What the task asks →
The records below are to be copied word for word, with every picture left out.

-- BEGIN --

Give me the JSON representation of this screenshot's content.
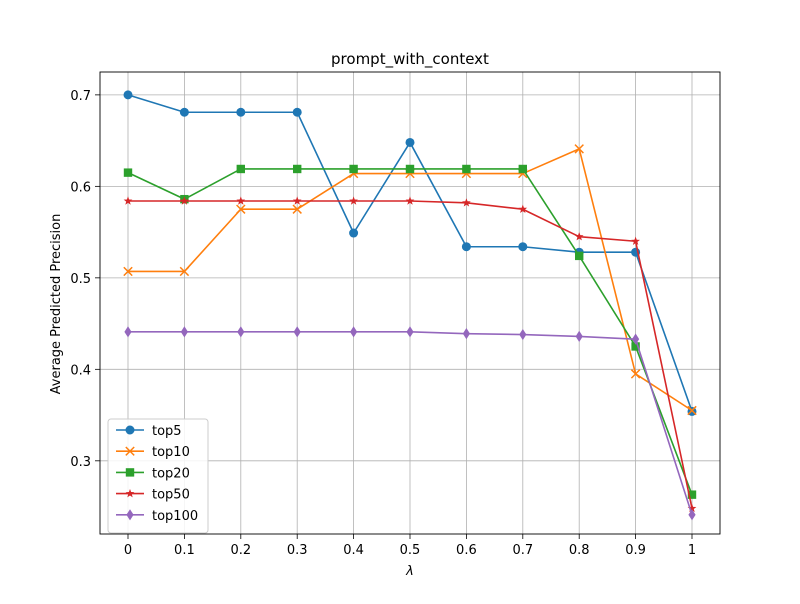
{
  "chart_data": {
    "type": "line",
    "title": "prompt_with_context",
    "xlabel": "λ",
    "ylabel": "Average Predicted Precision",
    "categories": [
      "0",
      "0.1",
      "0.2",
      "0.3",
      "0.4",
      "0.5",
      "0.6",
      "0.7",
      "0.8",
      "0.9",
      "1"
    ],
    "ylim": [
      0.22,
      0.725
    ],
    "yticks": [
      0.3,
      0.4,
      0.5,
      0.6,
      0.7
    ],
    "ytick_labels": [
      "0.3",
      "0.4",
      "0.5",
      "0.6",
      "0.7"
    ],
    "grid": true,
    "legend_position": "lower-left",
    "series": [
      {
        "name": "top5",
        "color": "#1f77b4",
        "marker": "circle",
        "values": [
          0.7,
          0.681,
          0.681,
          0.681,
          0.549,
          0.648,
          0.534,
          0.534,
          0.528,
          0.528,
          0.354
        ]
      },
      {
        "name": "top10",
        "color": "#ff7f0e",
        "marker": "x",
        "values": [
          0.507,
          0.507,
          0.575,
          0.575,
          0.614,
          0.614,
          0.614,
          0.614,
          0.641,
          0.395,
          0.355
        ]
      },
      {
        "name": "top20",
        "color": "#2ca02c",
        "marker": "square",
        "values": [
          0.615,
          0.586,
          0.619,
          0.619,
          0.619,
          0.619,
          0.619,
          0.619,
          0.524,
          0.425,
          0.263
        ]
      },
      {
        "name": "top50",
        "color": "#d62728",
        "marker": "star",
        "values": [
          0.584,
          0.584,
          0.584,
          0.584,
          0.584,
          0.584,
          0.582,
          0.575,
          0.545,
          0.54,
          0.248
        ]
      },
      {
        "name": "top100",
        "color": "#9467bd",
        "marker": "diamond",
        "values": [
          0.441,
          0.441,
          0.441,
          0.441,
          0.441,
          0.441,
          0.439,
          0.438,
          0.436,
          0.433,
          0.241
        ]
      }
    ]
  }
}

-- END --

Worked solution →
Give me the JSON representation of this screenshot's content.
{
  "chart_data": {
    "type": "line",
    "title": "prompt_with_context",
    "xlabel": "λ",
    "ylabel": "Average Predicted Precision",
    "categories": [
      "0",
      "0.1",
      "0.2",
      "0.3",
      "0.4",
      "0.5",
      "0.6",
      "0.7",
      "0.8",
      "0.9",
      "1"
    ],
    "ylim": [
      0.22,
      0.725
    ],
    "yticks": [
      0.3,
      0.4,
      0.5,
      0.6,
      0.7
    ],
    "ytick_labels": [
      "0.3",
      "0.4",
      "0.5",
      "0.6",
      "0.7"
    ],
    "grid": true,
    "legend_position": "lower-left",
    "series": [
      {
        "name": "top5",
        "color": "#1f77b4",
        "marker": "circle",
        "values": [
          0.7,
          0.681,
          0.681,
          0.681,
          0.549,
          0.648,
          0.534,
          0.534,
          0.528,
          0.528,
          0.354
        ]
      },
      {
        "name": "top10",
        "color": "#ff7f0e",
        "marker": "x",
        "values": [
          0.507,
          0.507,
          0.575,
          0.575,
          0.614,
          0.614,
          0.614,
          0.614,
          0.641,
          0.395,
          0.355
        ]
      },
      {
        "name": "top20",
        "color": "#2ca02c",
        "marker": "square",
        "values": [
          0.615,
          0.586,
          0.619,
          0.619,
          0.619,
          0.619,
          0.619,
          0.619,
          0.524,
          0.425,
          0.263
        ]
      },
      {
        "name": "top50",
        "color": "#d62728",
        "marker": "star",
        "values": [
          0.584,
          0.584,
          0.584,
          0.584,
          0.584,
          0.584,
          0.582,
          0.575,
          0.545,
          0.54,
          0.248
        ]
      },
      {
        "name": "top100",
        "color": "#9467bd",
        "marker": "diamond",
        "values": [
          0.441,
          0.441,
          0.441,
          0.441,
          0.441,
          0.441,
          0.439,
          0.438,
          0.436,
          0.433,
          0.241
        ]
      }
    ]
  }
}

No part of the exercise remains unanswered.